***** RECORDED DATA *****

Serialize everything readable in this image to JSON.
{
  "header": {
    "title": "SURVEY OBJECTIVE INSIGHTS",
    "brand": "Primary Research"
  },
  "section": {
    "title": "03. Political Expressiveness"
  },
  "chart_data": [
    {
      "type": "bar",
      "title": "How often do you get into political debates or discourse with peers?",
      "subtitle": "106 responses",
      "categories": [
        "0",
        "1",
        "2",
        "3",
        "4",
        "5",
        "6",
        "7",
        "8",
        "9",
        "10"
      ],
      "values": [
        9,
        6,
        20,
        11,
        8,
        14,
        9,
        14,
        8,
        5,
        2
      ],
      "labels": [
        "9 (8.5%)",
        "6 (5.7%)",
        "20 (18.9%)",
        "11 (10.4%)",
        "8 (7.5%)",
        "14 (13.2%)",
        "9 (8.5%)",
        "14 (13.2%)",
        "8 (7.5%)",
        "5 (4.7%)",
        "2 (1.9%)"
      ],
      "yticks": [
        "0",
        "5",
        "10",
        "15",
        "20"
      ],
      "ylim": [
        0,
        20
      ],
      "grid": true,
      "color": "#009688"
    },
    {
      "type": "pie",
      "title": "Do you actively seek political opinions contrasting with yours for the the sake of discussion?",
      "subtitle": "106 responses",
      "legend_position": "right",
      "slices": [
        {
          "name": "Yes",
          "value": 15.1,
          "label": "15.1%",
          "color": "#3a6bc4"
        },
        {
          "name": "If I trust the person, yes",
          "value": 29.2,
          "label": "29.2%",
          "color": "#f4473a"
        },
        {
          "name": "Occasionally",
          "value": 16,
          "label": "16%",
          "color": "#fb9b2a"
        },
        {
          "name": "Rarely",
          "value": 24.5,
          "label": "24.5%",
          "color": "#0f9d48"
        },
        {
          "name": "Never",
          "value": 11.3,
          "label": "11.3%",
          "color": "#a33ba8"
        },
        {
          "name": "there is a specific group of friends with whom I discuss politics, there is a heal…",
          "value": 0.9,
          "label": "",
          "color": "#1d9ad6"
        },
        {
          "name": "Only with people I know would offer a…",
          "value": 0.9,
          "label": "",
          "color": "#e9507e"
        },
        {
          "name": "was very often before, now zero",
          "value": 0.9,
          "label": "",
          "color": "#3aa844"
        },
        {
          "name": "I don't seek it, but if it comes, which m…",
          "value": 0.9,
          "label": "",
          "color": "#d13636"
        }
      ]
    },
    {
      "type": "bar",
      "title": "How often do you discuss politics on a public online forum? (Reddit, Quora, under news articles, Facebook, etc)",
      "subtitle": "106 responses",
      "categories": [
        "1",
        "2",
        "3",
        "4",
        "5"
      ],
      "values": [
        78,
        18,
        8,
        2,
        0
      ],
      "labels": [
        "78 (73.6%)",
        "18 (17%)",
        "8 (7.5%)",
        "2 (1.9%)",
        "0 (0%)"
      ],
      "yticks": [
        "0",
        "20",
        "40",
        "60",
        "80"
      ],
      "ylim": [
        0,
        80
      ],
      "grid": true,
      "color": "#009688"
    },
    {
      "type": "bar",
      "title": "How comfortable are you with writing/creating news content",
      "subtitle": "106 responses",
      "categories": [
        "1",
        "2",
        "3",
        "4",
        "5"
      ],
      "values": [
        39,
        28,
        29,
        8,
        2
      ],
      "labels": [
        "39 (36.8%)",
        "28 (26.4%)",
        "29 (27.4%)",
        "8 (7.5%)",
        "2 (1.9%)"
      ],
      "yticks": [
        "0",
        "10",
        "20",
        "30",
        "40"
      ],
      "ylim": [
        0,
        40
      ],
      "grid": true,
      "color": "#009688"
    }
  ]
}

*****

**BRIEF:**
Exactly as shown above, return every record.

**THE ANSWER:**
Serialize everything readable in this image to JSON.
{
  "header": {
    "title": "SURVEY OBJECTIVE INSIGHTS",
    "brand": "Primary Research"
  },
  "section": {
    "title": "03. Political Expressiveness"
  },
  "chart_data": [
    {
      "type": "bar",
      "title": "How often do you get into political debates or discourse with peers?",
      "subtitle": "106 responses",
      "categories": [
        "0",
        "1",
        "2",
        "3",
        "4",
        "5",
        "6",
        "7",
        "8",
        "9",
        "10"
      ],
      "values": [
        9,
        6,
        20,
        11,
        8,
        14,
        9,
        14,
        8,
        5,
        2
      ],
      "labels": [
        "9 (8.5%)",
        "6 (5.7%)",
        "20 (18.9%)",
        "11 (10.4%)",
        "8 (7.5%)",
        "14 (13.2%)",
        "9 (8.5%)",
        "14 (13.2%)",
        "8 (7.5%)",
        "5 (4.7%)",
        "2 (1.9%)"
      ],
      "yticks": [
        "0",
        "5",
        "10",
        "15",
        "20"
      ],
      "ylim": [
        0,
        20
      ],
      "grid": true,
      "color": "#009688"
    },
    {
      "type": "pie",
      "title": "Do you actively seek political opinions contrasting with yours for the the sake of discussion?",
      "subtitle": "106 responses",
      "legend_position": "right",
      "slices": [
        {
          "name": "Yes",
          "value": 15.1,
          "label": "15.1%",
          "color": "#3a6bc4"
        },
        {
          "name": "If I trust the person, yes",
          "value": 29.2,
          "label": "29.2%",
          "color": "#f4473a"
        },
        {
          "name": "Occasionally",
          "value": 16,
          "label": "16%",
          "color": "#fb9b2a"
        },
        {
          "name": "Rarely",
          "value": 24.5,
          "label": "24.5%",
          "color": "#0f9d48"
        },
        {
          "name": "Never",
          "value": 11.3,
          "label": "11.3%",
          "color": "#a33ba8"
        },
        {
          "name": "there is a specific group of friends with whom I discuss politics, there is a heal…",
          "value": 0.9,
          "label": "",
          "color": "#1d9ad6"
        },
        {
          "name": "Only with people I know would offer a…",
          "value": 0.9,
          "label": "",
          "color": "#e9507e"
        },
        {
          "name": "was very often before, now zero",
          "value": 0.9,
          "label": "",
          "color": "#3aa844"
        },
        {
          "name": "I don't seek it, but if it comes, which m…",
          "value": 0.9,
          "label": "",
          "color": "#d13636"
        }
      ]
    },
    {
      "type": "bar",
      "title": "How often do you discuss politics on a public online forum? (Reddit, Quora, under news articles, Facebook, etc)",
      "subtitle": "106 responses",
      "categories": [
        "1",
        "2",
        "3",
        "4",
        "5"
      ],
      "values": [
        78,
        18,
        8,
        2,
        0
      ],
      "labels": [
        "78 (73.6%)",
        "18 (17%)",
        "8 (7.5%)",
        "2 (1.9%)",
        "0 (0%)"
      ],
      "yticks": [
        "0",
        "20",
        "40",
        "60",
        "80"
      ],
      "ylim": [
        0,
        80
      ],
      "grid": true,
      "color": "#009688"
    },
    {
      "type": "bar",
      "title": "How comfortable are you with writing/creating news content",
      "subtitle": "106 responses",
      "categories": [
        "1",
        "2",
        "3",
        "4",
        "5"
      ],
      "values": [
        39,
        28,
        29,
        8,
        2
      ],
      "labels": [
        "39 (36.8%)",
        "28 (26.4%)",
        "29 (27.4%)",
        "8 (7.5%)",
        "2 (1.9%)"
      ],
      "yticks": [
        "0",
        "10",
        "20",
        "30",
        "40"
      ],
      "ylim": [
        0,
        40
      ],
      "grid": true,
      "color": "#009688"
    }
  ]
}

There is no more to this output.